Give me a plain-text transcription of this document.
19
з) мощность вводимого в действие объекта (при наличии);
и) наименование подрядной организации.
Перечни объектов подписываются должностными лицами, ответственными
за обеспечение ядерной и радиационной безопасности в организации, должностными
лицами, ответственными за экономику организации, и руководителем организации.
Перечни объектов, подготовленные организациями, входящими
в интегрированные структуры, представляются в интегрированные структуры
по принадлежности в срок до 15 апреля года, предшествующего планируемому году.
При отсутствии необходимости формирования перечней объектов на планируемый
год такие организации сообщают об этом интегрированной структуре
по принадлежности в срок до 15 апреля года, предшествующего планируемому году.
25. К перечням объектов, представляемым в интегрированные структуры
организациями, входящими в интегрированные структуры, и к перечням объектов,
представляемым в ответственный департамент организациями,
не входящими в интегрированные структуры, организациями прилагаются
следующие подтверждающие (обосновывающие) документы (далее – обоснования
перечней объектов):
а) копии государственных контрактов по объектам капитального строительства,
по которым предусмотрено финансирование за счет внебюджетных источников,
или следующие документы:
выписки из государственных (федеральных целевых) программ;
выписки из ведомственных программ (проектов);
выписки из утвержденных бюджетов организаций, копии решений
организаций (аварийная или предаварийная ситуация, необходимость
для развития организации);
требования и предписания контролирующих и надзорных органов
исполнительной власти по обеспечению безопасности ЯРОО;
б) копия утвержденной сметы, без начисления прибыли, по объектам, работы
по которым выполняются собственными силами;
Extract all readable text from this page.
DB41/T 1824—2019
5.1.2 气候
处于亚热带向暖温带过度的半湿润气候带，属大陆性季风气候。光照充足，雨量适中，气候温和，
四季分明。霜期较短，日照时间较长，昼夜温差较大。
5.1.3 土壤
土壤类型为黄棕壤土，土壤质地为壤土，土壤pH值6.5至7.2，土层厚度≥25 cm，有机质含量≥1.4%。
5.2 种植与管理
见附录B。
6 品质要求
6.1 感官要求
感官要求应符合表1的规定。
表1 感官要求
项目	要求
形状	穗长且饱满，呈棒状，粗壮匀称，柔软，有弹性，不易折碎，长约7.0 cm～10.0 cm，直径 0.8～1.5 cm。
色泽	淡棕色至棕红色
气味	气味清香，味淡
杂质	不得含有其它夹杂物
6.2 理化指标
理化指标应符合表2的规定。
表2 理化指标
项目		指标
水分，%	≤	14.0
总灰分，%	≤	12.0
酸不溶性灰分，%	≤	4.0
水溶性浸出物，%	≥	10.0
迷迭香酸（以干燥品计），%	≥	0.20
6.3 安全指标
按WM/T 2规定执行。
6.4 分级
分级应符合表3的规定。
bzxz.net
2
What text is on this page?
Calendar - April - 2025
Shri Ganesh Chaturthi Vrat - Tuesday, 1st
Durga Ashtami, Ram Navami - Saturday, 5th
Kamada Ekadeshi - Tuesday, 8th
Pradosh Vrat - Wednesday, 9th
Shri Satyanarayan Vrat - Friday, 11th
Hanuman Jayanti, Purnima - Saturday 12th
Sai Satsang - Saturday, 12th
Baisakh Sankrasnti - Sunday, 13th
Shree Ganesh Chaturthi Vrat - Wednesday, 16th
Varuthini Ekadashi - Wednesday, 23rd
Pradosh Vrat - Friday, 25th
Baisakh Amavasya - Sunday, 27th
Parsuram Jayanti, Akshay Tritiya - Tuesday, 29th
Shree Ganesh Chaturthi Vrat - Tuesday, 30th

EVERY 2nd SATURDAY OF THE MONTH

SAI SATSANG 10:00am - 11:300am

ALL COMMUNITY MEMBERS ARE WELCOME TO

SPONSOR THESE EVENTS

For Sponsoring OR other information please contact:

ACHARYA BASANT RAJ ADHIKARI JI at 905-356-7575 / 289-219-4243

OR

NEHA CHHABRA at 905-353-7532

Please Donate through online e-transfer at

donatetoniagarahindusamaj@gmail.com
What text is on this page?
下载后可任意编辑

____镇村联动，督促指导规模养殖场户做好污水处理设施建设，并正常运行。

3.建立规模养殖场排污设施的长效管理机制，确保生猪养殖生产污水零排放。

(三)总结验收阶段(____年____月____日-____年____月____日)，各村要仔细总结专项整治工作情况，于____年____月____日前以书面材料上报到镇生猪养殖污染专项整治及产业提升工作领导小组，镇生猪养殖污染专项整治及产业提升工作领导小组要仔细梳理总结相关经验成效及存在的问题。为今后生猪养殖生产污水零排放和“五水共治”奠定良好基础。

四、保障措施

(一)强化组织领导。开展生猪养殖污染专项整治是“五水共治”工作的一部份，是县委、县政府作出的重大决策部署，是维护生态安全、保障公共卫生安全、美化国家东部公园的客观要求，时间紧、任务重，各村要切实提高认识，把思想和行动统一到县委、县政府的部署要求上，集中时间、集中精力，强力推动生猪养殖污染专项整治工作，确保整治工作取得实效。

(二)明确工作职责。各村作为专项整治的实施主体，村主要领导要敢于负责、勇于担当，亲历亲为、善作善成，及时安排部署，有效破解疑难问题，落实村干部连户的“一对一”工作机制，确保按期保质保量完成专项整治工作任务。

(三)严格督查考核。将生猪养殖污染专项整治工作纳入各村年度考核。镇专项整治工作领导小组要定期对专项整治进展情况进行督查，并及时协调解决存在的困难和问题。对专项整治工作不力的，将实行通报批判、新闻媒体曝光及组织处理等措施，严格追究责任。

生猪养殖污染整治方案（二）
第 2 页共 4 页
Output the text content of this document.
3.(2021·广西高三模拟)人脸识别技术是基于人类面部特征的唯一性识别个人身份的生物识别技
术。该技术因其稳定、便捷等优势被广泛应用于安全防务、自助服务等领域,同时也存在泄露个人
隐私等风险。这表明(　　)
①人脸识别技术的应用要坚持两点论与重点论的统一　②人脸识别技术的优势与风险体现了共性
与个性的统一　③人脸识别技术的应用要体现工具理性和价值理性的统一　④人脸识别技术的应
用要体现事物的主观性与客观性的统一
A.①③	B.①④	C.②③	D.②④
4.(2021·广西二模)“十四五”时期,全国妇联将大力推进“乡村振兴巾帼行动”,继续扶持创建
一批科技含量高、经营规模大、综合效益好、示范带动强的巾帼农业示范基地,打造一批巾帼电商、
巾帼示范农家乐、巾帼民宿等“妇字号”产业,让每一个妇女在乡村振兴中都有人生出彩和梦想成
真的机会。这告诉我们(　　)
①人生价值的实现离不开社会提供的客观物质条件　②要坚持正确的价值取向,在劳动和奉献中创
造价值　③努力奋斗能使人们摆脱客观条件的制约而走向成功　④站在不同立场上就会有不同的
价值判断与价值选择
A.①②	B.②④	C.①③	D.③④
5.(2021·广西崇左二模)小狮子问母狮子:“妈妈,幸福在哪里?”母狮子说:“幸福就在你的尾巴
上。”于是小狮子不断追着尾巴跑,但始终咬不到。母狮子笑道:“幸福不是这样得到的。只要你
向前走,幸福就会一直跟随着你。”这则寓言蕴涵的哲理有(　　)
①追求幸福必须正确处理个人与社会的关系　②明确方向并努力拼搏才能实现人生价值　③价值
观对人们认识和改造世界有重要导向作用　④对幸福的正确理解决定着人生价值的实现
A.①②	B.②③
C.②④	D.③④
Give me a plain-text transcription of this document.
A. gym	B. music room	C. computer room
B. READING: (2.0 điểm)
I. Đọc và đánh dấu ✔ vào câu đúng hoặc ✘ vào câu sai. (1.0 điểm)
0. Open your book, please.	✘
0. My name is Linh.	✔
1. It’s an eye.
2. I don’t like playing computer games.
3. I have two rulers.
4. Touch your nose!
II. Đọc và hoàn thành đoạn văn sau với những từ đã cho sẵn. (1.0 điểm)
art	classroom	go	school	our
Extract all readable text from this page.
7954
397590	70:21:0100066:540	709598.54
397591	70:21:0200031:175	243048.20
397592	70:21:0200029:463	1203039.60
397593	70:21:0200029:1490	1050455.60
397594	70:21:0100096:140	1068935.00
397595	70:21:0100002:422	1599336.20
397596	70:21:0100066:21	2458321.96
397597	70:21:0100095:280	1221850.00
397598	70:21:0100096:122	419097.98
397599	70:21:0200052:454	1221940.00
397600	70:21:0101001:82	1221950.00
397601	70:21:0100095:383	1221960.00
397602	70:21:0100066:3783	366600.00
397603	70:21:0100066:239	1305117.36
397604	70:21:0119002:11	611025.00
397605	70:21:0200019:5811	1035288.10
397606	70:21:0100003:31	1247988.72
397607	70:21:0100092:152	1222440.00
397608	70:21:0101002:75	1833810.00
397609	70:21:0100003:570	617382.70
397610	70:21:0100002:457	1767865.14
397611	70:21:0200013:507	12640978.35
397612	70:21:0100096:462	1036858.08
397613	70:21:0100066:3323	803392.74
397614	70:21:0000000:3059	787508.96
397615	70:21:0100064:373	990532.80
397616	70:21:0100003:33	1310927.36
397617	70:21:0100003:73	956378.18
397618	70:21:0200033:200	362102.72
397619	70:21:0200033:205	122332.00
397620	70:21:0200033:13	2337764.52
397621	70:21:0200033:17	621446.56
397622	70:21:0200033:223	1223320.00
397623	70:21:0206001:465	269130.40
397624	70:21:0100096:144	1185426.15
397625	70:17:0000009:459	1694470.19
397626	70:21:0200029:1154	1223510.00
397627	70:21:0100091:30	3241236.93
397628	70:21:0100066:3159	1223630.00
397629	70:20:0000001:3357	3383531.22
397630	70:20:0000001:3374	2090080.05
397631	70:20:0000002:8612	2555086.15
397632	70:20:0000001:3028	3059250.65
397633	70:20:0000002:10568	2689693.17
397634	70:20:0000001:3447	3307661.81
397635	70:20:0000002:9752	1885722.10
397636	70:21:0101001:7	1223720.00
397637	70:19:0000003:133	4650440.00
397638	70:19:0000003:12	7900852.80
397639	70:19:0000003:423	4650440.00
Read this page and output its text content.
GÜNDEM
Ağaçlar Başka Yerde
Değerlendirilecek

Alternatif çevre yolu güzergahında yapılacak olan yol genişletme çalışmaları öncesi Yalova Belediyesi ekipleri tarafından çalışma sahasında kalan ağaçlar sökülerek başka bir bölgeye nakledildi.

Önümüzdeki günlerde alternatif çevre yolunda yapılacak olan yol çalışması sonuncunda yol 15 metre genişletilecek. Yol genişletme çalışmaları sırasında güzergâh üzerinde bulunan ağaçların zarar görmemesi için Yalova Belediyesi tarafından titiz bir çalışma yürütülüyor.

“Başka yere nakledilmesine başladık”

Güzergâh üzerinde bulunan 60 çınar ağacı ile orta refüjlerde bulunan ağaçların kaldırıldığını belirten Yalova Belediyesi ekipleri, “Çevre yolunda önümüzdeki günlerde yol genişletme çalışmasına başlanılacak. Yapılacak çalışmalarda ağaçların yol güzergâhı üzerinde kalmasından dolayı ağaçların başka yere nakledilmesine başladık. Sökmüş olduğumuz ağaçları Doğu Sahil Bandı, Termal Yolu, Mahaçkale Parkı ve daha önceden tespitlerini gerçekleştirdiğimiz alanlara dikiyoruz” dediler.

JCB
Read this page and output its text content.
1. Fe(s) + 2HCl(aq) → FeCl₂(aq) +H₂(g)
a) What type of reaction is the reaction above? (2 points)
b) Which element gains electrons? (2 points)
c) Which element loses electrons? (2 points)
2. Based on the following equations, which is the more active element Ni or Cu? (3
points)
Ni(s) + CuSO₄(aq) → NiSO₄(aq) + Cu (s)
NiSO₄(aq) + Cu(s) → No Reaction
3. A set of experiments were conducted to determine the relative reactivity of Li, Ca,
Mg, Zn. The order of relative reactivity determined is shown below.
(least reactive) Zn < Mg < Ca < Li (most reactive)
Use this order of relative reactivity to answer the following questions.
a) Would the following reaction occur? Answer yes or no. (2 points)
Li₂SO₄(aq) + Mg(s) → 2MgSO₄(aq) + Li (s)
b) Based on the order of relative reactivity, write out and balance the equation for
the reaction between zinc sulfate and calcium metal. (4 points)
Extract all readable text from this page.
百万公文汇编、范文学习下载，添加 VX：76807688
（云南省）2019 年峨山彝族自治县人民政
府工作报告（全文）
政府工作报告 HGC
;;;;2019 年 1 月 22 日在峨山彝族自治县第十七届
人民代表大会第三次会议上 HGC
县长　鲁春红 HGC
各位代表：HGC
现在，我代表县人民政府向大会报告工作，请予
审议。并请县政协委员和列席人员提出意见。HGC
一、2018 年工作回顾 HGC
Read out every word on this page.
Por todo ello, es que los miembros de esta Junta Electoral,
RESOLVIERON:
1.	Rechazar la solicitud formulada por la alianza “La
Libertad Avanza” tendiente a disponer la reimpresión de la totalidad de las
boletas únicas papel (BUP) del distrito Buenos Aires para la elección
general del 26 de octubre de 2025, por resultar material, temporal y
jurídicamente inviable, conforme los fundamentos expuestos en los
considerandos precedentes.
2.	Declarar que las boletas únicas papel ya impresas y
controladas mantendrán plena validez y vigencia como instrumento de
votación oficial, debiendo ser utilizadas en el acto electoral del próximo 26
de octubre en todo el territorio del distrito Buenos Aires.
- - - - - - -
* _TASK PROMPT_
From the data, pick out every line that includes "представляемым".

* _THE COMPLETED TASK_
25. К перечням объектов, представляемым в интегрированные структуры
представляемым в ответственный департамент организациями,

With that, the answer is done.